▶ PROBLEM:
Transcribe every line exactly and omit anything that is a picture.

Collected data entries
>> begin

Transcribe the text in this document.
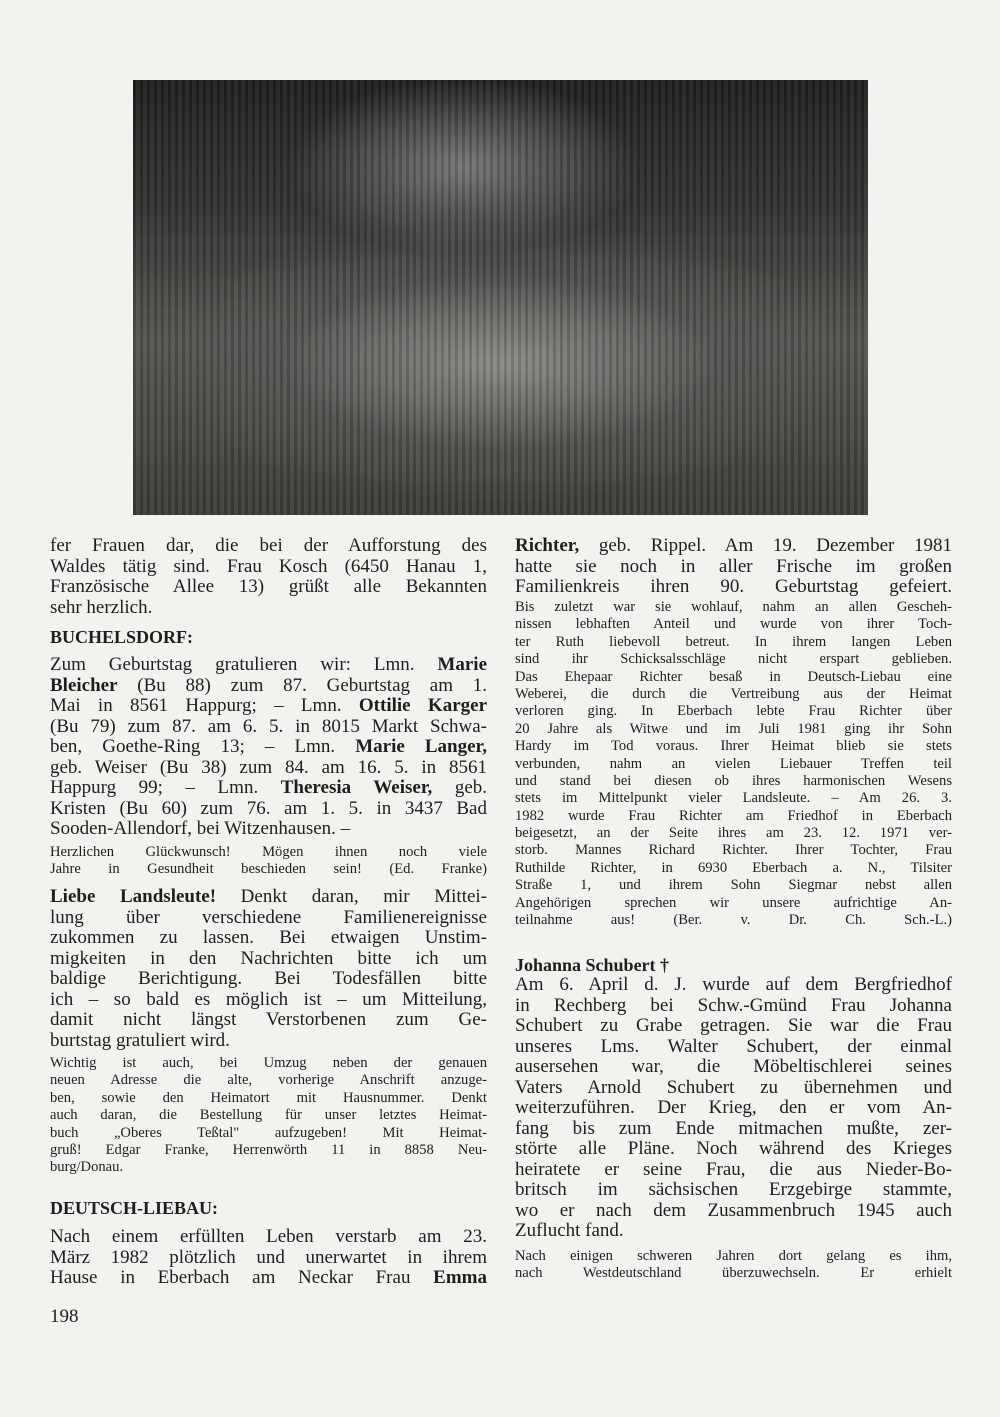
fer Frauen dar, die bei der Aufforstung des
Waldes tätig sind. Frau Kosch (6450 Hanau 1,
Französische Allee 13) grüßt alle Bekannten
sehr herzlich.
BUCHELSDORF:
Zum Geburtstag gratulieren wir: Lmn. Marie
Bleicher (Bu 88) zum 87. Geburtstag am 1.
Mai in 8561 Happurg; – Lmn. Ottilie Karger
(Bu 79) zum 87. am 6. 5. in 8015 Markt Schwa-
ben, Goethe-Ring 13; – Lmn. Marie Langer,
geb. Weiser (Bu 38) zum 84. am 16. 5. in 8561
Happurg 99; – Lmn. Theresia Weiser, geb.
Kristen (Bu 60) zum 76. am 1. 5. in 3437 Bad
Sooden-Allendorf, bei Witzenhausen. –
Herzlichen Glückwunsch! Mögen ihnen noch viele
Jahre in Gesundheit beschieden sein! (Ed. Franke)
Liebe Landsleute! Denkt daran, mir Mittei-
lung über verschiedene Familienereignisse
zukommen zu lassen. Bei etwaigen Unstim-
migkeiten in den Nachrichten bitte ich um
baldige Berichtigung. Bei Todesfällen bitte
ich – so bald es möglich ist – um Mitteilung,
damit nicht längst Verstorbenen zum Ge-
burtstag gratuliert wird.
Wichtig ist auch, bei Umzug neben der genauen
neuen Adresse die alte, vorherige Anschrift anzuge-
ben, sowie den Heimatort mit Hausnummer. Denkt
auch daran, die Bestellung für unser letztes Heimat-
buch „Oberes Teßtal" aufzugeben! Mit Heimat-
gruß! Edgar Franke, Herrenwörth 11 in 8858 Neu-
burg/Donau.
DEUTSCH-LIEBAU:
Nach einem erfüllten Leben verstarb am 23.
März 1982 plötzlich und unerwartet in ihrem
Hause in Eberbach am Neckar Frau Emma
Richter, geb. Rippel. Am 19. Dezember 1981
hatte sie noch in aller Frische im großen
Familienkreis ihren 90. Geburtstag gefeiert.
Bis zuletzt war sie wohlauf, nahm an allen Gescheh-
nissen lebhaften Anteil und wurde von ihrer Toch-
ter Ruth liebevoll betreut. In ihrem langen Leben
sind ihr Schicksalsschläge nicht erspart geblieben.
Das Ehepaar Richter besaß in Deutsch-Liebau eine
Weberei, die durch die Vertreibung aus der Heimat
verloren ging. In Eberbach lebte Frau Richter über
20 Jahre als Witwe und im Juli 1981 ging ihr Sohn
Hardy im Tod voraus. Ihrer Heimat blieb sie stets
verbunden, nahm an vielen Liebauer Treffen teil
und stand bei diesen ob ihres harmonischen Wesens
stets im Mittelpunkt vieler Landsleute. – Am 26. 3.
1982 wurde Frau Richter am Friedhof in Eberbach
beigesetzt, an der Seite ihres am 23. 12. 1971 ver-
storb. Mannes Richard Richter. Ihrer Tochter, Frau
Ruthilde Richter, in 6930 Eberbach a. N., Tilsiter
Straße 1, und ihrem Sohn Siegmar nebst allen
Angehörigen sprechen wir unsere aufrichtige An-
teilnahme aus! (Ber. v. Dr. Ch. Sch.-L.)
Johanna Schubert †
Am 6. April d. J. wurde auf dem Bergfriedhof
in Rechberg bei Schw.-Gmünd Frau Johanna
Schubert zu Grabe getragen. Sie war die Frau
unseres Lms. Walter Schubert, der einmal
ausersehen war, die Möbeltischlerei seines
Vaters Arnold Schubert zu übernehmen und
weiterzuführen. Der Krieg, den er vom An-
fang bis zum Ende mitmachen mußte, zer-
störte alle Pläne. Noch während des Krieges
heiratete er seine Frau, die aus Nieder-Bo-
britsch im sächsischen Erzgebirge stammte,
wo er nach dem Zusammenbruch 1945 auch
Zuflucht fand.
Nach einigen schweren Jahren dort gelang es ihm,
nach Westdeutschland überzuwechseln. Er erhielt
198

>> end

▶ EXPECTED OUTPUT:
Transcribe the text in this document.
fer Frauen dar, die bei der Aufforstung des
Waldes tätig sind. Frau Kosch (6450 Hanau 1,
Französische Allee 13) grüßt alle Bekannten
sehr herzlich.
BUCHELSDORF:
Zum Geburtstag gratulieren wir: Lmn. Marie
Bleicher (Bu 88) zum 87. Geburtstag am 1.
Mai in 8561 Happurg; – Lmn. Ottilie Karger
(Bu 79) zum 87. am 6. 5. in 8015 Markt Schwa-
ben, Goethe-Ring 13; – Lmn. Marie Langer,
geb. Weiser (Bu 38) zum 84. am 16. 5. in 8561
Happurg 99; – Lmn. Theresia Weiser, geb.
Kristen (Bu 60) zum 76. am 1. 5. in 3437 Bad
Sooden-Allendorf, bei Witzenhausen. –
Herzlichen Glückwunsch! Mögen ihnen noch viele
Jahre in Gesundheit beschieden sein! (Ed. Franke)
Liebe Landsleute! Denkt daran, mir Mittei-
lung über verschiedene Familienereignisse
zukommen zu lassen. Bei etwaigen Unstim-
migkeiten in den Nachrichten bitte ich um
baldige Berichtigung. Bei Todesfällen bitte
ich – so bald es möglich ist – um Mitteilung,
damit nicht längst Verstorbenen zum Ge-
burtstag gratuliert wird.
Wichtig ist auch, bei Umzug neben der genauen
neuen Adresse die alte, vorherige Anschrift anzuge-
ben, sowie den Heimatort mit Hausnummer. Denkt
auch daran, die Bestellung für unser letztes Heimat-
buch „Oberes Teßtal" aufzugeben! Mit Heimat-
gruß! Edgar Franke, Herrenwörth 11 in 8858 Neu-
burg/Donau.
DEUTSCH-LIEBAU:
Nach einem erfüllten Leben verstarb am 23.
März 1982 plötzlich und unerwartet in ihrem
Hause in Eberbach am Neckar Frau Emma
Richter, geb. Rippel. Am 19. Dezember 1981
hatte sie noch in aller Frische im großen
Familienkreis ihren 90. Geburtstag gefeiert.
Bis zuletzt war sie wohlauf, nahm an allen Gescheh-
nissen lebhaften Anteil und wurde von ihrer Toch-
ter Ruth liebevoll betreut. In ihrem langen Leben
sind ihr Schicksalsschläge nicht erspart geblieben.
Das Ehepaar Richter besaß in Deutsch-Liebau eine
Weberei, die durch die Vertreibung aus der Heimat
verloren ging. In Eberbach lebte Frau Richter über
20 Jahre als Witwe und im Juli 1981 ging ihr Sohn
Hardy im Tod voraus. Ihrer Heimat blieb sie stets
verbunden, nahm an vielen Liebauer Treffen teil
und stand bei diesen ob ihres harmonischen Wesens
stets im Mittelpunkt vieler Landsleute. – Am 26. 3.
1982 wurde Frau Richter am Friedhof in Eberbach
beigesetzt, an der Seite ihres am 23. 12. 1971 ver-
storb. Mannes Richard Richter. Ihrer Tochter, Frau
Ruthilde Richter, in 6930 Eberbach a. N., Tilsiter
Straße 1, und ihrem Sohn Siegmar nebst allen
Angehörigen sprechen wir unsere aufrichtige An-
teilnahme aus! (Ber. v. Dr. Ch. Sch.-L.)
Johanna Schubert †
Am 6. April d. J. wurde auf dem Bergfriedhof
in Rechberg bei Schw.-Gmünd Frau Johanna
Schubert zu Grabe getragen. Sie war die Frau
unseres Lms. Walter Schubert, der einmal
ausersehen war, die Möbeltischlerei seines
Vaters Arnold Schubert zu übernehmen und
weiterzuführen. Der Krieg, den er vom An-
fang bis zum Ende mitmachen mußte, zer-
störte alle Pläne. Noch während des Krieges
heiratete er seine Frau, die aus Nieder-Bo-
britsch im sächsischen Erzgebirge stammte,
wo er nach dem Zusammenbruch 1945 auch
Zuflucht fand.
Nach einigen schweren Jahren dort gelang es ihm,
nach Westdeutschland überzuwechseln. Er erhielt
198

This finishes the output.